## TEXT SHOWN
** start **

Overdriving the hell out of my 388

peopleperson

I'm so sorry.
I'm not in a position to actually do the experiment at this time, but I was wondering...does anyone have any experience overloading the shit out of the preamps on a Tascam 388? I'm looking to make a few recordings that are intentionally mid to lo-fi and kind of blown out sounding for a lack of a better description. Anyone tried anything like this with this machine and had any results they liked?
 
I'd recommend against overdriving the crap outta the 388 preamps.

You may get a "phat" sound, but you're risking blowing the input right out.

Perhaps a better approach would be to get a separate outboard preamp to get the overdriven/saturated sound, then drive the 388's Line Inputs with a nominal line-level signal.

From following this forum and eBay for so many years already, I've seen (read about) numerous cases of input/channels being blown out by severely overdriving the preamps, in a search for a really "phat" sound!

It's not worth blowing the inputs/channels of the 388 for this experimental technique. That's just MO, at the moment. :eek: ;)

;)
 
Yeah, oh well. You guys are probably right. If there's a history of the inputs being destroyed from this, I probably shouldn't try it.

Big thanks for the responses fellas.
 
Yeah, well,...

It's preferrable to develop any hardcore overdrive in a an outboard unit that's specialized to handle it, then bring the distorted signal into the 388 at nominal levels. The OL LED is there for a reason, and if you overdrive the pre's too much, you risk burning them out. I'd try not to go there.

** end **

## ENTRIES SUPPLIED
** start **

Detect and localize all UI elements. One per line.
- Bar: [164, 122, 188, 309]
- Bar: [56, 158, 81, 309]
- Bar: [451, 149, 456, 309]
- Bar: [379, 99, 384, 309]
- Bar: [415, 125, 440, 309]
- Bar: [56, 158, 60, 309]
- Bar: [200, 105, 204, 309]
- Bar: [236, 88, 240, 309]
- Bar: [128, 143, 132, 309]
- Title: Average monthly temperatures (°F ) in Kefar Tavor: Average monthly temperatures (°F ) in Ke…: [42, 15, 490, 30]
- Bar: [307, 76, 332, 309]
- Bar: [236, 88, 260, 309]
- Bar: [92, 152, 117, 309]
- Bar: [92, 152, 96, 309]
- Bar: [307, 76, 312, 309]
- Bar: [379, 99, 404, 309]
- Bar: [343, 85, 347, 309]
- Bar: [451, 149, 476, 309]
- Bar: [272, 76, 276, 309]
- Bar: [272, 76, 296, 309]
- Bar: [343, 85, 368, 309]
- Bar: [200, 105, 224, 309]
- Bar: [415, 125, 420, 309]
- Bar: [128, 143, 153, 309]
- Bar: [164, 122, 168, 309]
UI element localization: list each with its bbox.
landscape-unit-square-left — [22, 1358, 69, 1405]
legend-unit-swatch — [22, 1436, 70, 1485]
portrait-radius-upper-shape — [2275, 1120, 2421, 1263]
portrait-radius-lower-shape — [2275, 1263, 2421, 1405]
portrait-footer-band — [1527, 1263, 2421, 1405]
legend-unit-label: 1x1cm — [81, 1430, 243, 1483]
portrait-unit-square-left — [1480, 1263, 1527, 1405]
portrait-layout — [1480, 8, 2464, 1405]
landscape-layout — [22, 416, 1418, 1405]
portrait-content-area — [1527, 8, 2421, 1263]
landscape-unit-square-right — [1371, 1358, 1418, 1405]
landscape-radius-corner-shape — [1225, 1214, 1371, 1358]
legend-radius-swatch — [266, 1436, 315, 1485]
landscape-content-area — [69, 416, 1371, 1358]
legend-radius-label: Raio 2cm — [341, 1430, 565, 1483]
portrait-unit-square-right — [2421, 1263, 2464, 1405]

** end **

## REQUIRED WORK
a: In the forum thread about overdriving a Tascam 388, why does the first reply recommend an outboard preamp instead of pushing the 388's own preamps hard? Answer in one to three sentences.
b: Can you carry on the Tascam 388 overdrive thread past its last post?
The entries come from a separate source unrelated to the forum thread.

## THE REPLIES
a: Severely overdriving the 388's preamps risks blowing out its inputs or channels, which the replier has seen reported in numerous cases on the forum and eBay. A separate outboard preamp can create the overdriven, saturated sound, and the 388's line inputs can then receive a nominal line-level signal.

b:
I'd not turn it up to "11" and redline the living heck outta the input for effect, however, a little sporadic redlining is no problem. Driving the inputs a little bit high can warm up the signal, and I'd gladly redline in moderation for effect,... so to speak. :eek: ;)
 
peopleperson said:
I'm looking to make a few recordings that are intentionally mid to lo-fi and kind of blown out sounding for a lack of a better description.
You can achieve that also from eq'ing the top and bottom end out of the recorded tracks, making them "bullhorn" type fidelity.

If you have a guitar stomp box distortion pedal that has a variable amount of distortion, try using that as a processor too to distress the sound quality.

Cheers! :)
 
Try recording without DBX for a low-fi sound. Or, experiment by recording with DBX on, but playing it back without it, or recording without it and play back using it. You can achieve some unique "lower-fi" sounds this way.

-MD
 
Well you're not going to get a low-fi sound simply by not recording with DBX and I've never found it useful on play back to engage DBX if you didn't record with it, just a bunch of pumping and garbled noise. Just my opinion, your mileage may vary.
 
Of course, you could always run the finished reel through a bath of sulfuric acid...that ought to distress the fidelity down a notch or two! :D

kidding. :)

Cheers! :)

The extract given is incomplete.